Data provided |
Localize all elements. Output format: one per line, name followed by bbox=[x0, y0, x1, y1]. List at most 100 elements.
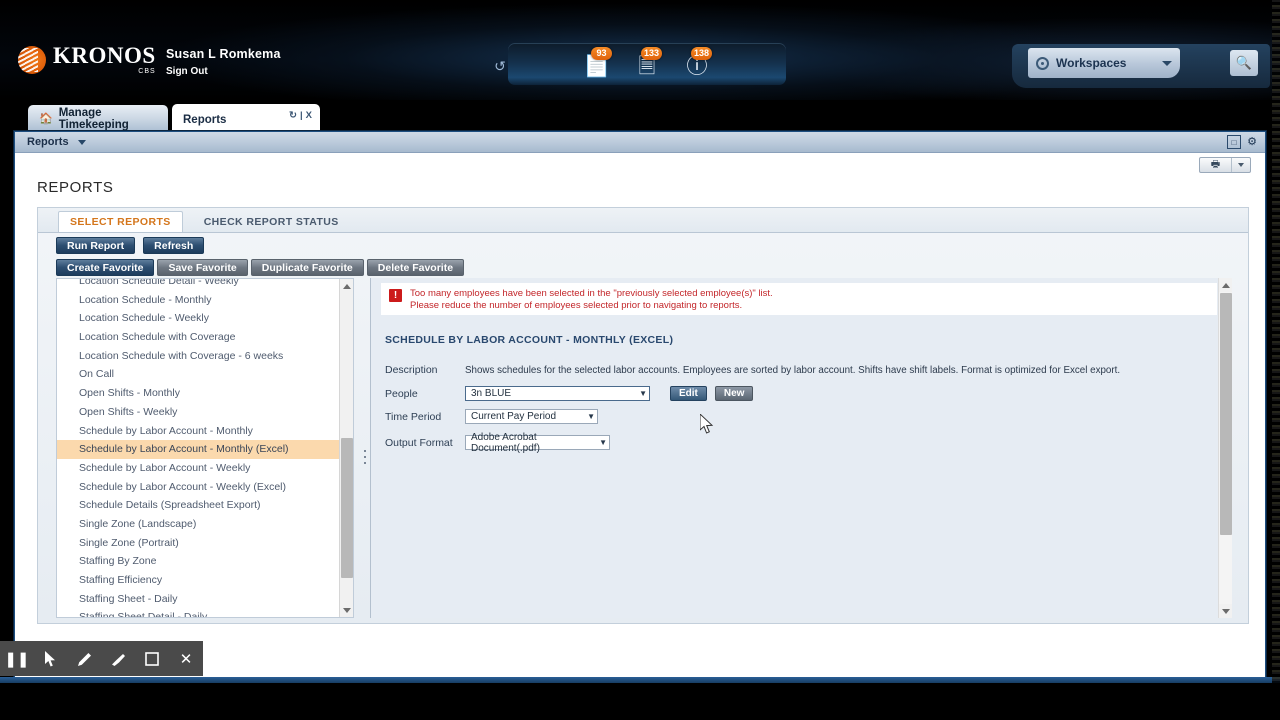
report-list-item[interactable]: Schedule by Labor Account - Weekly bbox=[57, 459, 340, 478]
field-description: Description Shows schedules for the sele… bbox=[385, 364, 1145, 376]
error-message: Too many employees have been selected in… bbox=[410, 288, 773, 312]
field-time-period: Time Period Current Pay Period ▼ bbox=[385, 409, 598, 424]
report-list-item[interactable]: Location Schedule - Monthly bbox=[57, 291, 340, 310]
report-list-item[interactable]: Single Zone (Landscape) bbox=[57, 515, 340, 534]
search-icon[interactable]: 🔍 bbox=[1230, 50, 1258, 76]
pane-splitter[interactable] bbox=[360, 278, 370, 618]
window-controls: □ ⚙ bbox=[1227, 135, 1259, 149]
scrollbar-thumb[interactable] bbox=[1220, 293, 1232, 535]
detail-pane-scrollbar[interactable] bbox=[1218, 278, 1232, 618]
report-list-item[interactable]: Location Schedule with Coverage bbox=[57, 328, 340, 347]
people-label: People bbox=[385, 387, 418, 400]
duplicate-favorite-button[interactable]: Duplicate Favorite bbox=[250, 259, 364, 276]
user-block: Susan L Romkema Sign Out bbox=[166, 47, 281, 79]
save-favorite-button[interactable]: Save Favorite bbox=[157, 259, 248, 276]
report-list-item[interactable]: Staffing By Zone bbox=[57, 552, 340, 571]
time-period-value: Current Pay Period bbox=[471, 411, 557, 422]
alert-warnings[interactable]: 138 ⓘ bbox=[680, 47, 714, 79]
edit-button[interactable]: Edit bbox=[670, 386, 707, 401]
close-icon[interactable]: ✕ bbox=[173, 646, 199, 672]
report-list-item[interactable]: Staffing Sheet - Daily bbox=[57, 590, 340, 609]
report-panel: SELECT REPORTS CHECK REPORT STATUS Run R… bbox=[37, 207, 1249, 624]
scroll-up-icon[interactable] bbox=[340, 279, 353, 293]
alert-timecard-approval[interactable]: 93 📄 bbox=[580, 47, 614, 79]
people-value: 3n BLUE bbox=[471, 388, 512, 399]
chevron-down-icon bbox=[1162, 60, 1172, 66]
page-bottom-background bbox=[0, 683, 1280, 720]
chevron-down-icon: ▼ bbox=[599, 438, 607, 447]
panel-tab-label: SELECT REPORTS bbox=[70, 216, 171, 228]
favorite-actions: Create Favorite Save Favorite Duplicate … bbox=[56, 259, 465, 276]
tab-close-icon[interactable]: X bbox=[306, 110, 312, 121]
field-people: People 3n BLUE ▼ Edit New bbox=[385, 386, 754, 401]
chevron-down-icon: ▼ bbox=[639, 389, 647, 398]
panel-tabs: SELECT REPORTS CHECK REPORT STATUS bbox=[38, 208, 1248, 233]
report-list[interactable]: Location Schedule Detail - Weekly Locatio… bbox=[57, 279, 340, 617]
print-icon[interactable]: 🖶 bbox=[1200, 158, 1232, 172]
report-list-item[interactable]: Single Zone (Portrait) bbox=[57, 534, 340, 553]
report-list-item[interactable]: Schedule Details (Spreadsheet Export) bbox=[57, 496, 340, 515]
tab-check-report-status[interactable]: CHECK REPORT STATUS bbox=[193, 211, 350, 232]
report-list-item[interactable]: Schedule by Labor Account - Monthly (Exc… bbox=[57, 440, 340, 459]
chevron-down-icon: ▼ bbox=[587, 412, 595, 421]
gear-icon[interactable]: ⚙ bbox=[1245, 135, 1259, 149]
report-list-item[interactable]: Open Shifts - Monthly bbox=[57, 384, 340, 403]
kronos-wordmark: KRONOS CBS bbox=[53, 44, 156, 75]
report-detail-pane: ! Too many employees have been selected … bbox=[370, 278, 1232, 618]
alert-bar: 93 📄 133 🗎 138 ⓘ bbox=[508, 43, 786, 85]
detail-title: SCHEDULE BY LABOR ACCOUNT - MONTHLY (EXC… bbox=[385, 334, 674, 346]
rectangle-icon[interactable] bbox=[139, 646, 165, 672]
tab-select-reports[interactable]: SELECT REPORTS bbox=[58, 211, 183, 232]
report-list-item[interactable]: Schedule by Labor Account - Weekly (Exce… bbox=[57, 478, 340, 497]
scrollbar-thumb[interactable] bbox=[341, 438, 353, 578]
scroll-down-icon[interactable] bbox=[340, 603, 353, 617]
report-list-item[interactable]: Location Schedule - Weekly bbox=[57, 309, 340, 328]
report-list-scrollbar[interactable] bbox=[339, 279, 353, 617]
workspaces-target-icon bbox=[1036, 56, 1049, 70]
alert-badge-count: 138 bbox=[691, 47, 713, 60]
new-button[interactable]: New bbox=[714, 386, 754, 401]
user-name: Susan L Romkema bbox=[166, 47, 281, 61]
error-line-1: Too many employees have been selected in… bbox=[410, 288, 773, 299]
print-options-chevron-down-icon[interactable] bbox=[1232, 158, 1250, 172]
time-period-select[interactable]: Current Pay Period ▼ bbox=[465, 409, 598, 424]
report-list-item[interactable]: On Call bbox=[57, 365, 340, 384]
people-select[interactable]: 3n BLUE ▼ bbox=[465, 386, 650, 401]
report-list-item[interactable]: Schedule by Labor Account - Monthly bbox=[57, 422, 340, 441]
window-menu-label: Reports bbox=[27, 136, 69, 148]
alert-exceptions-list[interactable]: 133 🗎 bbox=[630, 47, 664, 79]
output-format-label: Output Format bbox=[385, 436, 453, 449]
tab-label: Reports bbox=[183, 113, 227, 126]
tab-refresh-icon[interactable]: ↻ bbox=[289, 110, 297, 121]
chevron-down-icon[interactable] bbox=[77, 139, 86, 145]
report-list-item[interactable]: Open Shifts - Weekly bbox=[57, 403, 340, 422]
scroll-up-icon[interactable] bbox=[1219, 278, 1232, 292]
report-list-item[interactable]: Staffing Sheet Detail - Daily bbox=[57, 608, 340, 617]
tab-separator: | bbox=[299, 110, 303, 121]
sign-out-link[interactable]: Sign Out bbox=[166, 66, 208, 77]
report-list-item[interactable]: Staffing Efficiency bbox=[57, 571, 340, 590]
print-toolbar: 🖶 bbox=[1199, 157, 1251, 173]
window-titlebar: Reports □ ⚙ bbox=[15, 132, 1265, 153]
workspace-tabstrip: 🏠 Manage Timekeeping Reports ↻ | X bbox=[0, 100, 1280, 135]
refresh-icon[interactable]: ↺ bbox=[492, 58, 508, 74]
output-format-select[interactable]: Adobe Acrobat Document(.pdf) ▼ bbox=[465, 432, 610, 454]
report-list-item[interactable]: Location Schedule with Coverage - 6 week… bbox=[57, 347, 340, 366]
create-favorite-button[interactable]: Create Favorite bbox=[56, 259, 155, 276]
report-list-item[interactable]: Location Schedule Detail - Weekly bbox=[57, 279, 340, 291]
pause-icon[interactable]: ❚❚ bbox=[4, 646, 30, 672]
restore-window-icon[interactable]: □ bbox=[1227, 135, 1241, 149]
home-icon: 🏠 bbox=[39, 113, 53, 125]
scroll-down-icon[interactable] bbox=[1219, 604, 1232, 618]
run-report-button[interactable]: Run Report bbox=[56, 237, 136, 254]
refresh-button[interactable]: Refresh bbox=[143, 237, 205, 254]
content-window: Reports □ ⚙ 🖶 REPORTS SELECT REPORTS CHE… bbox=[14, 131, 1266, 680]
delete-favorite-button[interactable]: Delete Favorite bbox=[366, 259, 465, 276]
error-line-2: Please reduce the number of employees se… bbox=[410, 300, 743, 311]
tab-manage-timekeeping[interactable]: 🏠 Manage Timekeeping bbox=[28, 105, 168, 132]
output-format-value: Adobe Acrobat Document(.pdf) bbox=[471, 431, 540, 454]
eraser-icon[interactable] bbox=[105, 646, 131, 672]
pencil-icon[interactable] bbox=[72, 646, 98, 672]
cursor-arrow-icon[interactable] bbox=[38, 646, 64, 672]
workspaces-button[interactable]: Workspaces bbox=[1028, 48, 1180, 78]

Given problem | Reproduce the lines from the one containing "459, 340, 478]" through the one containing "field-time-period: Time Period", inclusive, without changing anything.

Written answer |
report-list-item[interactable]: Schedule by Labor Account - Weekly bbox=[57, 459, 340, 478]
field-description: Description Shows schedules for the sele… bbox=[385, 364, 1145, 376]
error-message: Too many employees have been selected in… bbox=[410, 288, 773, 312]
field-time-period: Time Period Current Pay Period ▼ bbox=[385, 409, 598, 424]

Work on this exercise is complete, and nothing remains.